[Task to carry out] Reproduce the listing that follows with no differences at all.

[Data for this exercise]
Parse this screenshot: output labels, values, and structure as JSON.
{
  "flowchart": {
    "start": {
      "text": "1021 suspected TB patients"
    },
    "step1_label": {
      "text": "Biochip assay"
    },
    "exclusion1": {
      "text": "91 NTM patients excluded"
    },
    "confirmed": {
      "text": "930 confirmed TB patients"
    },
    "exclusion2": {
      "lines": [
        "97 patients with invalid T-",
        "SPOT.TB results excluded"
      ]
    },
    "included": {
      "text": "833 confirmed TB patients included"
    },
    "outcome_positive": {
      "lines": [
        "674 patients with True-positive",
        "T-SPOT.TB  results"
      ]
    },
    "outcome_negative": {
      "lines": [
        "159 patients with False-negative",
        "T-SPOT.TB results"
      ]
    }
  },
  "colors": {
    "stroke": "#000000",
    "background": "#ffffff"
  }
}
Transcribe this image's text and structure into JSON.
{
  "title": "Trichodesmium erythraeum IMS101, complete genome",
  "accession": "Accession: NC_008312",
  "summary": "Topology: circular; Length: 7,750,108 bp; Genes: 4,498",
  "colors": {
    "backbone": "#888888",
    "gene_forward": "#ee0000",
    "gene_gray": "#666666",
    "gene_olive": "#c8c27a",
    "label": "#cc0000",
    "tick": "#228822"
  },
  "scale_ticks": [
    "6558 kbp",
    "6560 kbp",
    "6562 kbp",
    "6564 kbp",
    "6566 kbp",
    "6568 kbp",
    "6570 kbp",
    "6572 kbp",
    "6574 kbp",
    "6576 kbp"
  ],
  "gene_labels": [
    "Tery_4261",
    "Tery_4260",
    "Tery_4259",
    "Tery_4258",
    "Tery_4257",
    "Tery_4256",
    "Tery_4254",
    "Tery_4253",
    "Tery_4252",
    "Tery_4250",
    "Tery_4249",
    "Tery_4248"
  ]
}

[Answer below]
Parse this screenshot: output labels, values, and structure as JSON.
{
  "flowchart": {
    "start": {
      "text": "1021 suspected TB patients"
    },
    "step1_label": {
      "text": "Biochip assay"
    },
    "exclusion1": {
      "text": "91 NTM patients excluded"
    },
    "confirmed": {
      "text": "930 confirmed TB patients"
    },
    "exclusion2": {
      "lines": [
        "97 patients with invalid T-",
        "SPOT.TB results excluded"
      ]
    },
    "included": {
      "text": "833 confirmed TB patients included"
    },
    "outcome_positive": {
      "lines": [
        "674 patients with True-positive",
        "T-SPOT.TB  results"
      ]
    },
    "outcome_negative": {
      "lines": [
        "159 patients with False-negative",
        "T-SPOT.TB results"
      ]
    }
  },
  "colors": {
    "stroke": "#000000",
    "background": "#ffffff"
  }
}
Transcribe this image's text and structure into JSON.
{
  "title": "Trichodesmium erythraeum IMS101, complete genome",
  "accession": "Accession: NC_008312",
  "summary": "Topology: circular; Length: 7,750,108 bp; Genes: 4,498",
  "colors": {
    "backbone": "#888888",
    "gene_forward": "#ee0000",
    "gene_gray": "#666666",
    "gene_olive": "#c8c27a",
    "label": "#cc0000",
    "tick": "#228822"
  },
  "scale_ticks": [
    "6558 kbp",
    "6560 kbp",
    "6562 kbp",
    "6564 kbp",
    "6566 kbp",
    "6568 kbp",
    "6570 kbp",
    "6572 kbp",
    "6574 kbp",
    "6576 kbp"
  ],
  "gene_labels": [
    "Tery_4261",
    "Tery_4260",
    "Tery_4259",
    "Tery_4258",
    "Tery_4257",
    "Tery_4256",
    "Tery_4254",
    "Tery_4253",
    "Tery_4252",
    "Tery_4250",
    "Tery_4249",
    "Tery_4248"
  ]
}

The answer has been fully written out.